# [Exercise directions]
Every entry needs to be printed exactly, please.

# [Records shown]
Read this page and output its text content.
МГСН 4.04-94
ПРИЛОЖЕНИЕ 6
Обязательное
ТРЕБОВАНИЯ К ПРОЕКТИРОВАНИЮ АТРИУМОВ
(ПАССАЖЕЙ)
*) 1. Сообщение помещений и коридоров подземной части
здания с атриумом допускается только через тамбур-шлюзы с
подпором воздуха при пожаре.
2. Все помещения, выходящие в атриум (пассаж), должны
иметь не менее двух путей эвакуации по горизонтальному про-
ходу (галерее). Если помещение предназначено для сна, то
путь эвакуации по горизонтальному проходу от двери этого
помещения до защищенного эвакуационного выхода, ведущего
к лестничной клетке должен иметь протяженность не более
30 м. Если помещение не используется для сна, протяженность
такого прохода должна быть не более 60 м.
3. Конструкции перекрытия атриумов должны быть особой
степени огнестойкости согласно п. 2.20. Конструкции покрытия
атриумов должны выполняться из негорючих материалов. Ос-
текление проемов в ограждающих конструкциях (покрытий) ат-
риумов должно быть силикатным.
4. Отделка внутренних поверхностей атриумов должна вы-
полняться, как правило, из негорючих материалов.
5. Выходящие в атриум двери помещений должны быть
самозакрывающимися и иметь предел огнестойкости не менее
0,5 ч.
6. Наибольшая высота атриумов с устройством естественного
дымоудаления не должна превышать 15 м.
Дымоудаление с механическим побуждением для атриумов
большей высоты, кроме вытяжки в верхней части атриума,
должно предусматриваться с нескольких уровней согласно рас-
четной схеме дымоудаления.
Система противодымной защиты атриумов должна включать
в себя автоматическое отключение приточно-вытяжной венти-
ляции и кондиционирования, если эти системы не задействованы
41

# [Solved problem]
Read this page and output its text content.
МГСН 4.04-94
ПРИЛОЖЕНИЕ 6
Обязательное
ТРЕБОВАНИЯ К ПРОЕКТИРОВАНИЮ АТРИУМОВ
(ПАССАЖЕЙ)
*) 1. Сообщение помещений и коридоров подземной части
здания с атриумом допускается только через тамбур-шлюзы с
подпором воздуха при пожаре.
2. Все помещения, выходящие в атриум (пассаж), должны
иметь не менее двух путей эвакуации по горизонтальному про-
ходу (галерее). Если помещение предназначено для сна, то
путь эвакуации по горизонтальному проходу от двери этого
помещения до защищенного эвакуационного выхода, ведущего
к лестничной клетке должен иметь протяженность не более
30 м. Если помещение не используется для сна, протяженность
такого прохода должна быть не более 60 м.
3. Конструкции перекрытия атриумов должны быть особой
степени огнестойкости согласно п. 2.20. Конструкции покрытия
атриумов должны выполняться из негорючих материалов. Ос-
текление проемов в ограждающих конструкциях (покрытий) ат-
риумов должно быть силикатным.
4. Отделка внутренних поверхностей атриумов должна вы-
полняться, как правило, из негорючих материалов.
5. Выходящие в атриум двери помещений должны быть
самозакрывающимися и иметь предел огнестойкости не менее
0,5 ч.
6. Наибольшая высота атриумов с устройством естественного
дымоудаления не должна превышать 15 м.
Дымоудаление с механическим побуждением для атриумов
большей высоты, кроме вытяжки в верхней части атриума,
должно предусматриваться с нескольких уровней согласно рас-
четной схеме дымоудаления.
Система противодымной защиты атриумов должна включать
в себя автоматическое отключение приточно-вытяжной венти-
ляции и кондиционирования, если эти системы не задействованы
41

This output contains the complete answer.